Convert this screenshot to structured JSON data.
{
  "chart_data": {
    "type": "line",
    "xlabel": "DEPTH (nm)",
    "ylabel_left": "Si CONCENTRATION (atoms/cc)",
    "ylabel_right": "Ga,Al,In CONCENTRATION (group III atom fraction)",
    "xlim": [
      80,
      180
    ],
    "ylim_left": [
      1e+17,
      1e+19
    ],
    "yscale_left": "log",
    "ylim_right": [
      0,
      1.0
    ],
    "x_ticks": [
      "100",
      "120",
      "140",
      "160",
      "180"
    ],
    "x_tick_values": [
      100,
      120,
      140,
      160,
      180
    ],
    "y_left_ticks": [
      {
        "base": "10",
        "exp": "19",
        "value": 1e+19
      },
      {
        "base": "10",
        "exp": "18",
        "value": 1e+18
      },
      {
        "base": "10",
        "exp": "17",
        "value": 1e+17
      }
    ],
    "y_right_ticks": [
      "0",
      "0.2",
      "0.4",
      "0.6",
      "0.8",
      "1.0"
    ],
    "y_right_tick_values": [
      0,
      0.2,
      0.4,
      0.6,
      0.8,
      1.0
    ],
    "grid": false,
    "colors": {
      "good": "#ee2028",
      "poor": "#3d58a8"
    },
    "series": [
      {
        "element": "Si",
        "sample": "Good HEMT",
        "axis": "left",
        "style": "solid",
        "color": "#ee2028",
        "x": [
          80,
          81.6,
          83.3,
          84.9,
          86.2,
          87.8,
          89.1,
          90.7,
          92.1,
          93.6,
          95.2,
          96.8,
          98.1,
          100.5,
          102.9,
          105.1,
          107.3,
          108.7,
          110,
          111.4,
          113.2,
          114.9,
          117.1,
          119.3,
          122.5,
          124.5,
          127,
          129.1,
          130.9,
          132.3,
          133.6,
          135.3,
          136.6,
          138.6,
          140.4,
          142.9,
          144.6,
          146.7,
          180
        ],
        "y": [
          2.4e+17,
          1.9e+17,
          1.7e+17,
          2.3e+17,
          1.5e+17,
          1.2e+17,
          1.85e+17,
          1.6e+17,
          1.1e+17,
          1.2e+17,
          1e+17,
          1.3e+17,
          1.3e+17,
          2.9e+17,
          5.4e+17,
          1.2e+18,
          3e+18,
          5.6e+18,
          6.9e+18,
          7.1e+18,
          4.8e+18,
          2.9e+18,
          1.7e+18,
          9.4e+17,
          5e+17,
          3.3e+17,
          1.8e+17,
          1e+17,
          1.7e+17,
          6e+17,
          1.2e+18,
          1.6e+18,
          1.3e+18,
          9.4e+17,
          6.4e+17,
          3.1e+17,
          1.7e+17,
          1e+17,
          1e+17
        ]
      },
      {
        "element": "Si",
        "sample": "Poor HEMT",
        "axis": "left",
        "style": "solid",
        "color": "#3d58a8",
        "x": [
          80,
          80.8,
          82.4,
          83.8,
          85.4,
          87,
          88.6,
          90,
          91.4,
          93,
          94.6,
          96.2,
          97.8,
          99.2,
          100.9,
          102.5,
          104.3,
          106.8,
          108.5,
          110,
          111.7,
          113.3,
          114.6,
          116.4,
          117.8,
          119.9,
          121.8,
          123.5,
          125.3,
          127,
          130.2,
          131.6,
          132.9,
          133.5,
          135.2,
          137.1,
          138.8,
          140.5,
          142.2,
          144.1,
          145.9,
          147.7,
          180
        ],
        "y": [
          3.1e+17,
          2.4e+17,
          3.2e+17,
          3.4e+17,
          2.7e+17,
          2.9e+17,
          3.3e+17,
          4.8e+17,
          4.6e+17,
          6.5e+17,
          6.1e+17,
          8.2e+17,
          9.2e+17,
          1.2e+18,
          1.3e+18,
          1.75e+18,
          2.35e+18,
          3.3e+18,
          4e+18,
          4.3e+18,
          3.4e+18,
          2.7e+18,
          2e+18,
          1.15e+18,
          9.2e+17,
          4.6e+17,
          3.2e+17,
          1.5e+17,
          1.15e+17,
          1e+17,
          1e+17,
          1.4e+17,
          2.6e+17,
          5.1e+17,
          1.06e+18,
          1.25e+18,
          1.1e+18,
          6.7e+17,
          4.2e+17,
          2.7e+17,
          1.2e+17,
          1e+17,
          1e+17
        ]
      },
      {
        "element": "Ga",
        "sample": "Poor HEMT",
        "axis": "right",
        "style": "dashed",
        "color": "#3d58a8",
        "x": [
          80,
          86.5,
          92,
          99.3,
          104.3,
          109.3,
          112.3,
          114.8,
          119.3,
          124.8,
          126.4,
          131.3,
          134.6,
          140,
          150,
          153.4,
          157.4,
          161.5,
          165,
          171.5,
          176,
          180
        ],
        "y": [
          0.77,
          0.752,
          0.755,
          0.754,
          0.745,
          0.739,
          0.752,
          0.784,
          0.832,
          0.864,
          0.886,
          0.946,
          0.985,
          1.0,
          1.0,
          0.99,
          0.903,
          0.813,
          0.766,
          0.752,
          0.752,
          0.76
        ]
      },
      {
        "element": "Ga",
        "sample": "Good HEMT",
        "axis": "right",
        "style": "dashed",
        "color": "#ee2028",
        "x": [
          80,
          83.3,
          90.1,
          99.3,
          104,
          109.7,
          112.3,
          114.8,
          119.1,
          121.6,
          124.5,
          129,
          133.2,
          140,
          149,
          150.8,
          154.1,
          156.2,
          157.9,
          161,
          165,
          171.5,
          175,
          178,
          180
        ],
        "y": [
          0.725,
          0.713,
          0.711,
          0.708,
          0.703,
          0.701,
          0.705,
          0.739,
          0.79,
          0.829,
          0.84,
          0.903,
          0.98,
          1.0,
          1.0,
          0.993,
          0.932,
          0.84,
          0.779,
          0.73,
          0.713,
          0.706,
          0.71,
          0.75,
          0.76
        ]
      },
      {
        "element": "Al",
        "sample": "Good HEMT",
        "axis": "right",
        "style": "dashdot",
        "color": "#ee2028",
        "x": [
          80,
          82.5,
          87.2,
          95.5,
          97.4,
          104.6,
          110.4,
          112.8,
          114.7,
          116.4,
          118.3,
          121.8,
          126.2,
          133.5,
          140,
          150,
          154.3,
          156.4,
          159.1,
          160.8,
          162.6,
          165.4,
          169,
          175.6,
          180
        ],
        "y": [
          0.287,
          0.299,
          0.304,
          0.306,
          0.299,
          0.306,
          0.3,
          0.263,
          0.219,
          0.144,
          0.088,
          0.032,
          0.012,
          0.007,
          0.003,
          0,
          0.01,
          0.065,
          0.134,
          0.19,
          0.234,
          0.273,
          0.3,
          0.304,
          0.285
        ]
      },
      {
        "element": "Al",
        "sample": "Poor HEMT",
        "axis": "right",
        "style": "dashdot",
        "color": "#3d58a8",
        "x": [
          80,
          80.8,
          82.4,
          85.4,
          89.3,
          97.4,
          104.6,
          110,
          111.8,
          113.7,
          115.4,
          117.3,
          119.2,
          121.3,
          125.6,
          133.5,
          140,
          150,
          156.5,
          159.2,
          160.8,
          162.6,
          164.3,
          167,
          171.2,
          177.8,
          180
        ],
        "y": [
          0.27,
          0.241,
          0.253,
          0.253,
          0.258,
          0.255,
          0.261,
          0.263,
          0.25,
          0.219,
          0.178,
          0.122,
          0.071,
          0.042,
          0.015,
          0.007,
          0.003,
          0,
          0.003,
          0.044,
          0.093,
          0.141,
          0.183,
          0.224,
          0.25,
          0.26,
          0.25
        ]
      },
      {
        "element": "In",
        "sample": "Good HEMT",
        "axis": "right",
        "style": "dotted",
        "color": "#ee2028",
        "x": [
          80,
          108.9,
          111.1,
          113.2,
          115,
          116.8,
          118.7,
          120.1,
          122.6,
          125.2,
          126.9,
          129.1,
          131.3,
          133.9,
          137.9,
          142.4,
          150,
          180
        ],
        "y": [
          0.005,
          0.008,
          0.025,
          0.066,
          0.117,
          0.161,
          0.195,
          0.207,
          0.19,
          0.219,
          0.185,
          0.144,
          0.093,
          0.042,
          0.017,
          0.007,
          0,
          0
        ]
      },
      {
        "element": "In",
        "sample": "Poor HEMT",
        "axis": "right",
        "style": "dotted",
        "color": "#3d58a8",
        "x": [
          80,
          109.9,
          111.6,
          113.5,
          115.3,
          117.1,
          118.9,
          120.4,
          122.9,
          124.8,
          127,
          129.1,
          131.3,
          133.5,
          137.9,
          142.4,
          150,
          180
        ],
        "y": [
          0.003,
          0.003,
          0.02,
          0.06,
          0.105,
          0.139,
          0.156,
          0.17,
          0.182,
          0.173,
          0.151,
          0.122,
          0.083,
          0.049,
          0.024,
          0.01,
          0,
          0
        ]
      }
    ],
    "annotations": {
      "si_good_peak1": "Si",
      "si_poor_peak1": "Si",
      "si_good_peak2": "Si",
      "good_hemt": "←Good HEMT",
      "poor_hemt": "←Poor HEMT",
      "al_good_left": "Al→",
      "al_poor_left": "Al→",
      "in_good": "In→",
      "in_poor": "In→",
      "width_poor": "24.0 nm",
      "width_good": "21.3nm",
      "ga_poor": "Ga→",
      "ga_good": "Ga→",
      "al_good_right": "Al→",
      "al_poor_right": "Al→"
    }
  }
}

========================================

-- EXERCISE --
Identify each line in the entries with the word "CONCENTRATION" and copy it.

-- EXERCISE OUTPUT --
    "ylabel_left": "Si CONCENTRATION (atoms/cc)",
    "ylabel_right": "Ga,Al,In CONCENTRATION (group III atom fraction)",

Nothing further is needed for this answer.